Copy out all the items below with every "data-point" changed to "marker" and nothing else altered. Leave the pictures out.

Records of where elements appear
start
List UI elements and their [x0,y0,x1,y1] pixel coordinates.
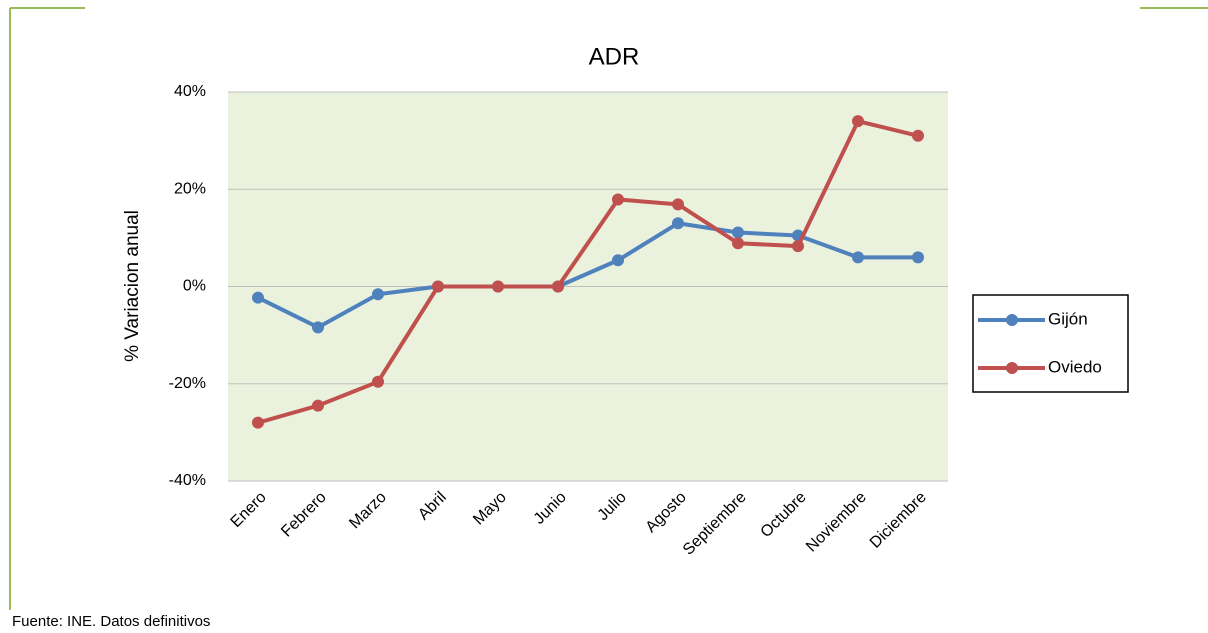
chart-title: ADR [589,43,640,70]
x-tick-label: Marzo [346,489,390,533]
data-point [732,237,744,250]
legend-swatch [1006,314,1018,326]
x-tick-label: Mayo [470,489,510,529]
data-point [672,217,684,230]
y-tick-label: 0% [183,278,206,295]
x-tick-label: Enero [228,489,270,531]
source-note: Fuente: INE. Datos definitivos [12,613,210,630]
x-tick-label: Abril [415,489,450,524]
x-tick-label: Agosto [643,489,690,536]
data-point [852,115,864,128]
x-tick-label: Noviembre [803,489,870,556]
legend-label: Gijón [1048,309,1088,328]
x-tick-label: Octubre [758,489,810,541]
data-point [612,193,624,206]
data-point [912,251,924,264]
data-point [912,129,924,142]
x-tick-label: Febrero [278,489,330,541]
data-point [432,280,444,293]
y-tick-label: -40% [169,472,206,489]
data-point [612,254,624,267]
data-point [252,291,264,304]
data-point [312,399,324,412]
data-point [372,288,384,301]
y-tick-label: 20% [174,180,206,197]
y-tick-label: -20% [169,375,206,392]
data-point [492,280,504,293]
data-point [552,280,564,293]
data-point [312,321,324,334]
series-line [257,221,918,330]
data-point [732,226,744,239]
legend-swatch [1006,362,1018,374]
y-tick-label: 40% [174,83,206,100]
data-point [252,416,264,429]
x-tick-label: Julio [595,489,630,524]
legend-label: Oviedo [1048,357,1102,376]
x-tick-label: Junio [531,489,570,528]
data-point [852,251,864,264]
y-axis-label: % Variacion anual [122,210,143,362]
legend-box [972,294,1129,393]
x-tick-label: Septiembre [680,489,750,559]
data-point [792,240,804,253]
series-line [257,119,919,425]
data-point [672,198,684,211]
x-tick-label: Diciembre [867,489,930,552]
data-point [372,375,384,388]
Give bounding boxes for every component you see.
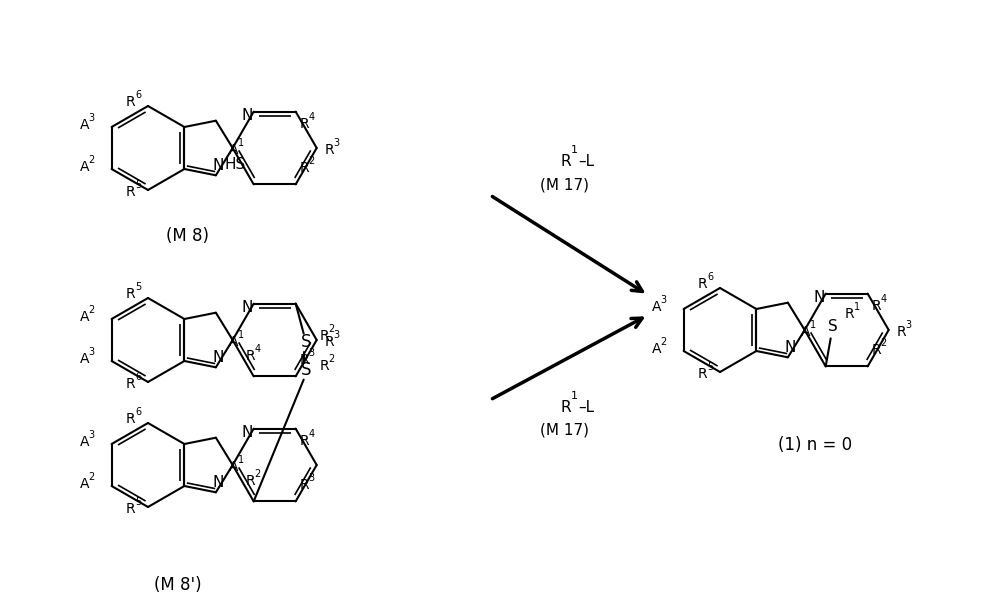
end
• [Response]:
List UI elements and their [x0,y0,x1,y1] pixel coordinates.
chart-title: ADR [589,43,640,70]
x-tick-label: Marzo [346,489,390,533]
marker [732,237,744,250]
legend-swatch [1006,314,1018,326]
x-tick-label: Mayo [470,489,510,529]
marker [672,217,684,230]
y-tick-label: 0% [183,278,206,295]
x-tick-label: Enero [228,489,270,531]
source-note: Fuente: INE. Datos definitivos [12,613,210,630]
x-tick-label: Abril [415,489,450,524]
x-tick-label: Agosto [643,489,690,536]
marker [852,115,864,128]
x-tick-label: Noviembre [803,489,870,556]
legend-label: Gijón [1048,309,1088,328]
x-tick-label: Octubre [758,489,810,541]
marker [612,193,624,206]
marker [912,251,924,264]
marker [912,129,924,142]
x-tick-label: Febrero [278,489,330,541]
marker [432,280,444,293]
y-tick-label: -40% [169,472,206,489]
marker [612,254,624,267]
marker [252,291,264,304]
marker [312,399,324,412]
marker [372,288,384,301]
y-tick-label: 20% [174,180,206,197]
y-tick-label: -20% [169,375,206,392]
marker [492,280,504,293]
marker [552,280,564,293]
marker [312,321,324,334]
series-line [257,221,918,330]
marker [732,226,744,239]
legend-swatch [1006,362,1018,374]
y-tick-label: 40% [174,83,206,100]
marker [252,416,264,429]
x-tick-label: Julio [595,489,630,524]
legend-label: Oviedo [1048,357,1102,376]
x-tick-label: Junio [531,489,570,528]
marker [852,251,864,264]
y-axis-label: % Variacion anual [122,210,143,362]
legend-box [972,294,1129,393]
x-tick-label: Septiembre [680,489,750,559]
marker [792,240,804,253]
series-line [257,119,919,425]
marker [672,198,684,211]
x-tick-label: Diciembre [867,489,930,552]
marker [372,375,384,388]
Give bounding boxes for every component you see.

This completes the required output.